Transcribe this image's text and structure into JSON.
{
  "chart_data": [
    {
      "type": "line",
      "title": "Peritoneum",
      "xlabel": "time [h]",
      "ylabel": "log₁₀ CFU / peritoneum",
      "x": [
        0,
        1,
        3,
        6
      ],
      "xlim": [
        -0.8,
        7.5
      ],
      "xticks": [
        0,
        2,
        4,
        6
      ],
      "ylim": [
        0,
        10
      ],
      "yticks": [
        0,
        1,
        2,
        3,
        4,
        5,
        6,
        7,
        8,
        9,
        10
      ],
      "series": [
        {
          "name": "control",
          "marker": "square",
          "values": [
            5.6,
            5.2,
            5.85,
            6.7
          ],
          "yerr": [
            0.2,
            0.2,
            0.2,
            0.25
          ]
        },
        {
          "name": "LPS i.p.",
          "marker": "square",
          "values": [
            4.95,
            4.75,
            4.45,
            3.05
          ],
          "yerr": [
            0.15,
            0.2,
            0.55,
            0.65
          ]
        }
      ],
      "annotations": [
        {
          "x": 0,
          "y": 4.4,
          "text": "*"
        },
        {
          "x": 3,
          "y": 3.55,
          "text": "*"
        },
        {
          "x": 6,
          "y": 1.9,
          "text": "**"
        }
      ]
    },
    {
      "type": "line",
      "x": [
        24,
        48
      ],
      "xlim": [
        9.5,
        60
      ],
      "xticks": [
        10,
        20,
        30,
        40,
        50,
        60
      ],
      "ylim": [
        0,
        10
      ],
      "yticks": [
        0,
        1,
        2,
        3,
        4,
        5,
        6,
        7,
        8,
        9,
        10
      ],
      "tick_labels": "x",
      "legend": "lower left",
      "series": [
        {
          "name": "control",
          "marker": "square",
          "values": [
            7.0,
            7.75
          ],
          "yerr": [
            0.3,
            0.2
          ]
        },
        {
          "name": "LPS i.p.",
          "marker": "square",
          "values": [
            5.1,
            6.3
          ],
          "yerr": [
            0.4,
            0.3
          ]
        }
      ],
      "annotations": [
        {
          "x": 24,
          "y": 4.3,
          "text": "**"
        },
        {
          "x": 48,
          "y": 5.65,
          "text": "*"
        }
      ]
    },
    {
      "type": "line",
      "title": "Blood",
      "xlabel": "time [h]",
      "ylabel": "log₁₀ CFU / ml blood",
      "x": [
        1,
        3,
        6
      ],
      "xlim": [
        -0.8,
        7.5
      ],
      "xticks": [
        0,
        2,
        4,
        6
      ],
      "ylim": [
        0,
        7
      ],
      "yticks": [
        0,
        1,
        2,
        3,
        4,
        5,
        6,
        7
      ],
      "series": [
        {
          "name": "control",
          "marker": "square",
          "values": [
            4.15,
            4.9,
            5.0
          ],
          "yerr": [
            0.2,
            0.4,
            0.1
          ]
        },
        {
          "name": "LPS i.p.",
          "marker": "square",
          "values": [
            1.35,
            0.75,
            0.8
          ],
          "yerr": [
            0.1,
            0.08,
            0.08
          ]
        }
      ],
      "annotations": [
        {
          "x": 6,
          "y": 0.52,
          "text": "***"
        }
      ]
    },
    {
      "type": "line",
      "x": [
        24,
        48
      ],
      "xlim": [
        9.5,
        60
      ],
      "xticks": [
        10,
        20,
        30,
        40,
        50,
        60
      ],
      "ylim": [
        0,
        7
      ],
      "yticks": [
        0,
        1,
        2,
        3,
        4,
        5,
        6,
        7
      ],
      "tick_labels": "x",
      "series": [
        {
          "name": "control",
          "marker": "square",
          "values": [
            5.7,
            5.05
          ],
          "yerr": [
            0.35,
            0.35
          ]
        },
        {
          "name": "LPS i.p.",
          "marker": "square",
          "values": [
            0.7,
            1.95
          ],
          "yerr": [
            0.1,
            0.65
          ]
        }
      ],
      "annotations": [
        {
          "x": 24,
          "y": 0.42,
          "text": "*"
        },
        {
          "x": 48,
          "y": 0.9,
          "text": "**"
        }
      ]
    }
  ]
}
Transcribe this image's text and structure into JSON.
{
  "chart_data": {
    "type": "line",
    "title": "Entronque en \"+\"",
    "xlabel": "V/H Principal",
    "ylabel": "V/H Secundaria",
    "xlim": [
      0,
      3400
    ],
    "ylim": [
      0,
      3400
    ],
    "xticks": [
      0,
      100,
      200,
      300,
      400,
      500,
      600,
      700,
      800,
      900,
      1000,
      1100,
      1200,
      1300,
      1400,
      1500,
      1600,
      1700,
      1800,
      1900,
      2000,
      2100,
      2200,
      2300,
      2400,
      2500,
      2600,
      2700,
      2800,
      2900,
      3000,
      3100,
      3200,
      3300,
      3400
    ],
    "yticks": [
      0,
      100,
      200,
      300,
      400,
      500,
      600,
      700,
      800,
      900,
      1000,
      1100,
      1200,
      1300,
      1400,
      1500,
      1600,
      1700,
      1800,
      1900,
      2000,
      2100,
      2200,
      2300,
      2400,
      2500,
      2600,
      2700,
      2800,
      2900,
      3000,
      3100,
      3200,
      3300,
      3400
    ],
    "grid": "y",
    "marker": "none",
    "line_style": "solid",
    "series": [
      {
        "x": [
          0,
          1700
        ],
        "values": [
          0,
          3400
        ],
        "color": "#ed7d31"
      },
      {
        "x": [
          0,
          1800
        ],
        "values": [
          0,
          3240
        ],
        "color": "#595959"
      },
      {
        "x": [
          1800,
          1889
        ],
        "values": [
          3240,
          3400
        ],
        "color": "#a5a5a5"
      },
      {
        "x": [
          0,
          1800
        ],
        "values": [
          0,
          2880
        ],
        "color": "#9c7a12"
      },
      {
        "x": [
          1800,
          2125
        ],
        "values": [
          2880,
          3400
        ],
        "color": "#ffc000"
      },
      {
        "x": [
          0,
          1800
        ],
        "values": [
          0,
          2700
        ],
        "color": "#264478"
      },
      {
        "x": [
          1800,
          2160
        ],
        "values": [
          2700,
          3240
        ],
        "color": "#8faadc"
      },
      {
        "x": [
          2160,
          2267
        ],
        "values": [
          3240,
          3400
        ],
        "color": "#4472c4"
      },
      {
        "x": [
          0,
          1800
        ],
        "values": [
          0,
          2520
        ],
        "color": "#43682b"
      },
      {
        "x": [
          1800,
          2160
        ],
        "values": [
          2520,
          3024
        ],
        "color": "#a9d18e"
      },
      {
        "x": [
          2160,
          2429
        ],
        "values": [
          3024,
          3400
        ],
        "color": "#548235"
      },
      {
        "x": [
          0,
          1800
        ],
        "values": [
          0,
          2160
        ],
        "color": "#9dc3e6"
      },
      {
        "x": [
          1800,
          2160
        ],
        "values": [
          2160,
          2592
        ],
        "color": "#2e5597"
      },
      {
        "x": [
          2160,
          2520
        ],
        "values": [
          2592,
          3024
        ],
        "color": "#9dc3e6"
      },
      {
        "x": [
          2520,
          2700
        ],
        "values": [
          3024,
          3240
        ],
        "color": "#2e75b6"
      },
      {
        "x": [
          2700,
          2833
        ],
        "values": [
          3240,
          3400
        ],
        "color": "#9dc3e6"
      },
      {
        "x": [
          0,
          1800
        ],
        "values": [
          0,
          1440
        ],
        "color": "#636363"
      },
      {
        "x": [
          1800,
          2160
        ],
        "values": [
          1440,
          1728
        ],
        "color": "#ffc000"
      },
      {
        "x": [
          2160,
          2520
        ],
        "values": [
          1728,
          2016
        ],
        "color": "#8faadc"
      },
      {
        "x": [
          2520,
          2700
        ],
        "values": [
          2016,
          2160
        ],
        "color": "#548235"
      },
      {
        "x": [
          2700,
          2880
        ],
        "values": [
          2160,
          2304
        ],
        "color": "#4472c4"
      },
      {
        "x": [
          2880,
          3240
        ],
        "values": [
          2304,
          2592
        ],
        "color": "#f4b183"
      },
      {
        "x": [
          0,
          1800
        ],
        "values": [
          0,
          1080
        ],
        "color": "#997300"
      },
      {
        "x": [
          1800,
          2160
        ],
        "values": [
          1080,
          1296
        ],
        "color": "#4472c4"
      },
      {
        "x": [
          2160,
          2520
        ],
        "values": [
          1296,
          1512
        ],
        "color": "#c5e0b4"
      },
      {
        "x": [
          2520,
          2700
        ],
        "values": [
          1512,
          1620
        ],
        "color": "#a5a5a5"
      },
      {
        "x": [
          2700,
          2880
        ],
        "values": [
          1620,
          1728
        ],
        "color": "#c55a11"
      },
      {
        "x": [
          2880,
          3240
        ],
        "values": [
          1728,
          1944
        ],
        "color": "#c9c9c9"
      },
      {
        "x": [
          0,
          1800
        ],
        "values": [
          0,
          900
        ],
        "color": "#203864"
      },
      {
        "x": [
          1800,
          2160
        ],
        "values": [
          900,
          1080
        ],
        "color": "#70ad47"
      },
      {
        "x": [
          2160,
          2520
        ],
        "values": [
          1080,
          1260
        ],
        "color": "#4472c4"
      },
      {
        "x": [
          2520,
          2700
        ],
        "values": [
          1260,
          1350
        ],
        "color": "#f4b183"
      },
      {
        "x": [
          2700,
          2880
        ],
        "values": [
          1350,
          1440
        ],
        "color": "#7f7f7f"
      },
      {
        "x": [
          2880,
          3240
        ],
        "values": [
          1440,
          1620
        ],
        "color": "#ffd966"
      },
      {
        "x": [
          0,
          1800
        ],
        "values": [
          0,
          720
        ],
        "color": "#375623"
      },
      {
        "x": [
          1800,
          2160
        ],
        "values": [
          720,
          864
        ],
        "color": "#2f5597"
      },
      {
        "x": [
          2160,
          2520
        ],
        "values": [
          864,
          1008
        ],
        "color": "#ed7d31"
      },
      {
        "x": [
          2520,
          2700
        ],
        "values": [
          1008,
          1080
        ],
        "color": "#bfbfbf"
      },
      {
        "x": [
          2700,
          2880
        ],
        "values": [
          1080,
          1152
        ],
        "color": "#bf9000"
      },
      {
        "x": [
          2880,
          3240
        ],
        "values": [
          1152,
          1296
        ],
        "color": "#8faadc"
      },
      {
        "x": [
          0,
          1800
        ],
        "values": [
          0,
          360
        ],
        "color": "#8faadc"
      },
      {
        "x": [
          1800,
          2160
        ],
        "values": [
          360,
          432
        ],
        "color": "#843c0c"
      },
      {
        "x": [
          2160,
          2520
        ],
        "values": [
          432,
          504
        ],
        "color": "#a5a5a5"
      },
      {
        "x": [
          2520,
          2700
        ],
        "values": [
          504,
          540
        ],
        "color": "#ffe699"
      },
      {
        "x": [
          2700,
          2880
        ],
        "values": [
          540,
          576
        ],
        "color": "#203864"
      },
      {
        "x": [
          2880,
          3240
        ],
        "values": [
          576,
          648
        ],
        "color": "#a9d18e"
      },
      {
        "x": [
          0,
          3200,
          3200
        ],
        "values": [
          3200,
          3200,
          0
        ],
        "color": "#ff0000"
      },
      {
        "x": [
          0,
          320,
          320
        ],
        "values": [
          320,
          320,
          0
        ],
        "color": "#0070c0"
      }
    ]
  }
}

• [What you need to do] Look through the material above. Copy each line where the word "ylabel" appears.

• [The output]
      "ylabel": "log₁₀ CFU / peritoneum",
      "ylabel": "log₁₀ CFU / ml blood",
    "ylabel": "V/H Secundaria",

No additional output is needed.